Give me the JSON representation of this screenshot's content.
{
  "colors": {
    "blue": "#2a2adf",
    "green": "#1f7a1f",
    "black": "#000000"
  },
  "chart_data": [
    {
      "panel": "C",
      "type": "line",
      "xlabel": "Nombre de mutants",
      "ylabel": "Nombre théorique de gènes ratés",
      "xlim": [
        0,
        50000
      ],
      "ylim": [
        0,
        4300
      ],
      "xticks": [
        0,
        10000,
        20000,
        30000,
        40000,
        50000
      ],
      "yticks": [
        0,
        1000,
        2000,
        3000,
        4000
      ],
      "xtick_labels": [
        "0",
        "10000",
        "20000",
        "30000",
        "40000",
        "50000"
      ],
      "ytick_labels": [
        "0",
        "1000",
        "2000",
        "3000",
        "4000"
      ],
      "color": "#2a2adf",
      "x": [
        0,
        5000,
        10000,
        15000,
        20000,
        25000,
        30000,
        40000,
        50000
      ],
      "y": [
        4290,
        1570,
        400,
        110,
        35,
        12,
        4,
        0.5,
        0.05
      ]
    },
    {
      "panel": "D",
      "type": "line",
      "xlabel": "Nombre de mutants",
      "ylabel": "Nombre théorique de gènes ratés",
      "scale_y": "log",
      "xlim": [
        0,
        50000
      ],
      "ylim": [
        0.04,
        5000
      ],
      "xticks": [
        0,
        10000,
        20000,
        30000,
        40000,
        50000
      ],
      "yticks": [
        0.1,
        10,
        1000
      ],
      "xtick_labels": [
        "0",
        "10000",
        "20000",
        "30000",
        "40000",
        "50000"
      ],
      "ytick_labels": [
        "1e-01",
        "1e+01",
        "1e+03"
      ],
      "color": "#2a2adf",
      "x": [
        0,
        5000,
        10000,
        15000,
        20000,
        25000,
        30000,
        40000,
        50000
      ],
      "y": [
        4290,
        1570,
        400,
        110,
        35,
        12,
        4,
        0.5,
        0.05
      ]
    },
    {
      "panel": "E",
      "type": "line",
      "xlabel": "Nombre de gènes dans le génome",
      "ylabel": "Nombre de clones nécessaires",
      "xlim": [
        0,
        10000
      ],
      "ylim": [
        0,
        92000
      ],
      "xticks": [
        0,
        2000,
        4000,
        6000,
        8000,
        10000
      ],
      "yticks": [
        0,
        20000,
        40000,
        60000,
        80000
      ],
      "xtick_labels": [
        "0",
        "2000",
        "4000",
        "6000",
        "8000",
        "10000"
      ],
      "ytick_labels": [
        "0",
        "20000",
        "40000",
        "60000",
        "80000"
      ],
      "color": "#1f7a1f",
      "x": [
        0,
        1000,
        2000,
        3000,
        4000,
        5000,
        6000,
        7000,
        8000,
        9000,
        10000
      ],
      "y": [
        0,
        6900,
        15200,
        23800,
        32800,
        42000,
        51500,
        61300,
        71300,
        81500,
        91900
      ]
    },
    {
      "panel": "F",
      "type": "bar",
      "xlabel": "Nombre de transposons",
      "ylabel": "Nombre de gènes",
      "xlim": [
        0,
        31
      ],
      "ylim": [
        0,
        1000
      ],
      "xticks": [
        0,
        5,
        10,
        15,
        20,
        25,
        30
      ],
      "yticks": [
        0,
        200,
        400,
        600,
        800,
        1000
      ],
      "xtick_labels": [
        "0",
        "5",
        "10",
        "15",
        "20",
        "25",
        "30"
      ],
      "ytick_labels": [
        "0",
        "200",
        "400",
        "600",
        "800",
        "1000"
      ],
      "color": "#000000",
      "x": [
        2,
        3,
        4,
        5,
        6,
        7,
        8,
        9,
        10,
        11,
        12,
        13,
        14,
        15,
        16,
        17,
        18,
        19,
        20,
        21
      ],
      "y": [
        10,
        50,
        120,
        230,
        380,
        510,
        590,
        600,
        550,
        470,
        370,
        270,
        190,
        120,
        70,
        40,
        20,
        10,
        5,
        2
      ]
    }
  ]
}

#####

Go through the material and select each line with the string "xlabel" in it.

EXERCISE SOLUTION:
      "xlabel": "Nombre de mutants",
      "xlabel": "Nombre de mutants",
      "xlabel": "Nombre de gènes dans le génome",
      "xlabel": "Nombre de transposons",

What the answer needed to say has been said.